* **WRITTEN TASK**
Write out every record below exactly as it appears.

****************

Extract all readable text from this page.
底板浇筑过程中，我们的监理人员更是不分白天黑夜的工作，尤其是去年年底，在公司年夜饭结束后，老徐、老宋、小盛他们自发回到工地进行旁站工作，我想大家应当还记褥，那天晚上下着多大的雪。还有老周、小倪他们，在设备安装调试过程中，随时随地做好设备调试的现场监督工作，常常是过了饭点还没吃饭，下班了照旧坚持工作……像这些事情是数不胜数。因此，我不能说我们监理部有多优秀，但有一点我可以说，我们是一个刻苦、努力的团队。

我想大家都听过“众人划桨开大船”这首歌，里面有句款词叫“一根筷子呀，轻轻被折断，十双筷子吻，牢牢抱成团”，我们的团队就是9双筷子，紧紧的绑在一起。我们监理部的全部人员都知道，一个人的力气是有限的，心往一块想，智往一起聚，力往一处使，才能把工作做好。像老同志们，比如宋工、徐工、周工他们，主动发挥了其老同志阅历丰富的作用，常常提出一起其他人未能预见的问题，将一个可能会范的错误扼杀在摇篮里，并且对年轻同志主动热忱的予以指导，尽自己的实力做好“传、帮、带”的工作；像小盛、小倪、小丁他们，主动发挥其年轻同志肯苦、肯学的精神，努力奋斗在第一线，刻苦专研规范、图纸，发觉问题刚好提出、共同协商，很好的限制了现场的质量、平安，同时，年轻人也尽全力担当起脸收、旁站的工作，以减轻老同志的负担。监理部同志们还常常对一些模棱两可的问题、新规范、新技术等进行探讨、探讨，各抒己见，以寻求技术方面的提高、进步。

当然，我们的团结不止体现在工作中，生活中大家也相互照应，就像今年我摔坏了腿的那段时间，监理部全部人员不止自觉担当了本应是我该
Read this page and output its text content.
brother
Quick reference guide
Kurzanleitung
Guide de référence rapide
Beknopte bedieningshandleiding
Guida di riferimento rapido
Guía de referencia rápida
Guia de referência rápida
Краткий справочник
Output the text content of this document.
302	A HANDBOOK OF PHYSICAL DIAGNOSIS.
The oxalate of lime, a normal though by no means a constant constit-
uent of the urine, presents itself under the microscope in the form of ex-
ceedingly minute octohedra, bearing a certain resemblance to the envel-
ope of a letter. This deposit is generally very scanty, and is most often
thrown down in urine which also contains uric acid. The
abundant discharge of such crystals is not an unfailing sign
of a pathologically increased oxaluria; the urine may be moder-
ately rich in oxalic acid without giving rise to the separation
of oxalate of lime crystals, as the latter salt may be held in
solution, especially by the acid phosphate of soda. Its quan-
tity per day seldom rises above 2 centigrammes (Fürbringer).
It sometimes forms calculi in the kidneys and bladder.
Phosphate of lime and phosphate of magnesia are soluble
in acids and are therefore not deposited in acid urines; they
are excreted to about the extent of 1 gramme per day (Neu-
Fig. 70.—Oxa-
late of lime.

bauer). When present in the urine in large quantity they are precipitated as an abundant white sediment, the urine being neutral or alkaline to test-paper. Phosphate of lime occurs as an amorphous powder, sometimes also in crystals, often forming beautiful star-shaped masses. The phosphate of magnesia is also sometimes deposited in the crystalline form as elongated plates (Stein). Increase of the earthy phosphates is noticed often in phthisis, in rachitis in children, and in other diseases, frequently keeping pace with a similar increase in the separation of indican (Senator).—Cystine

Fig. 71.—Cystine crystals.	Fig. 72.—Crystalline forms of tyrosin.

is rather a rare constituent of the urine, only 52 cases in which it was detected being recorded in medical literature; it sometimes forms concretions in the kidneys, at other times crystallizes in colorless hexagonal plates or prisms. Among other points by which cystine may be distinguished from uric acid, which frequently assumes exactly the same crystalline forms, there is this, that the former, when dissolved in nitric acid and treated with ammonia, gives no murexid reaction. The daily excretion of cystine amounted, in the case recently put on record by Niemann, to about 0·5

****************

* **RESULT FOR THIS EXERCISE**
Extract all readable text from this page.
底板浇筑过程中，我们的监理人员更是不分白天黑夜的工作，尤其是去年年底，在公司年夜饭结束后，老徐、老宋、小盛他们自发回到工地进行旁站工作，我想大家应当还记褥，那天晚上下着多大的雪。还有老周、小倪他们，在设备安装调试过程中，随时随地做好设备调试的现场监督工作，常常是过了饭点还没吃饭，下班了照旧坚持工作……像这些事情是数不胜数。因此，我不能说我们监理部有多优秀，但有一点我可以说，我们是一个刻苦、努力的团队。

我想大家都听过“众人划桨开大船”这首歌，里面有句款词叫“一根筷子呀，轻轻被折断，十双筷子吻，牢牢抱成团”，我们的团队就是9双筷子，紧紧的绑在一起。我们监理部的全部人员都知道，一个人的力气是有限的，心往一块想，智往一起聚，力往一处使，才能把工作做好。像老同志们，比如宋工、徐工、周工他们，主动发挥了其老同志阅历丰富的作用，常常提出一起其他人未能预见的问题，将一个可能会范的错误扼杀在摇篮里，并且对年轻同志主动热忱的予以指导，尽自己的实力做好“传、帮、带”的工作；像小盛、小倪、小丁他们，主动发挥其年轻同志肯苦、肯学的精神，努力奋斗在第一线，刻苦专研规范、图纸，发觉问题刚好提出、共同协商，很好的限制了现场的质量、平安，同时，年轻人也尽全力担当起脸收、旁站的工作，以减轻老同志的负担。监理部同志们还常常对一些模棱两可的问题、新规范、新技术等进行探讨、探讨，各抒己见，以寻求技术方面的提高、进步。

当然，我们的团结不止体现在工作中，生活中大家也相互照应，就像今年我摔坏了腿的那段时间，监理部全部人员不止自觉担当了本应是我该
Read this page and output its text content.
brother
Quick reference guide
Kurzanleitung
Guide de référence rapide
Beknopte bedieningshandleiding
Guida di riferimento rapido
Guía de referencia rápida
Guia de referência rápida
Краткий справочник
Output the text content of this document.
302	A HANDBOOK OF PHYSICAL DIAGNOSIS.
The oxalate of lime, a normal though by no means a constant constit-
uent of the urine, presents itself under the microscope in the form of ex-
ceedingly minute octohedra, bearing a certain resemblance to the envel-
ope of a letter. This deposit is generally very scanty, and is most often
thrown down in urine which also contains uric acid. The
abundant discharge of such crystals is not an unfailing sign
of a pathologically increased oxaluria; the urine may be moder-
ately rich in oxalic acid without giving rise to the separation
of oxalate of lime crystals, as the latter salt may be held in
solution, especially by the acid phosphate of soda. Its quan-
tity per day seldom rises above 2 centigrammes (Fürbringer).
It sometimes forms calculi in the kidneys and bladder.
Phosphate of lime and phosphate of magnesia are soluble
in acids and are therefore not deposited in acid urines; they
are excreted to about the extent of 1 gramme per day (Neu-
Fig. 70.—Oxa-
late of lime.

bauer). When present in the urine in large quantity they are precipitated as an abundant white sediment, the urine being neutral or alkaline to test-paper. Phosphate of lime occurs as an amorphous powder, sometimes also in crystals, often forming beautiful star-shaped masses. The phosphate of magnesia is also sometimes deposited in the crystalline form as elongated plates (Stein). Increase of the earthy phosphates is noticed often in phthisis, in rachitis in children, and in other diseases, frequently keeping pace with a similar increase in the separation of indican (Senator).—Cystine

Fig. 71.—Cystine crystals.	Fig. 72.—Crystalline forms of tyrosin.

is rather a rare constituent of the urine, only 52 cases in which it was detected being recorded in medical literature; it sometimes forms concretions in the kidneys, at other times crystallizes in colorless hexagonal plates or prisms. Among other points by which cystine may be distinguished from uric acid, which frequently assumes exactly the same crystalline forms, there is this, that the former, when dissolved in nitric acid and treated with ammonia, gives no murexid reaction. The daily excretion of cystine amounted, in the case recently put on record by Niemann, to about 0·5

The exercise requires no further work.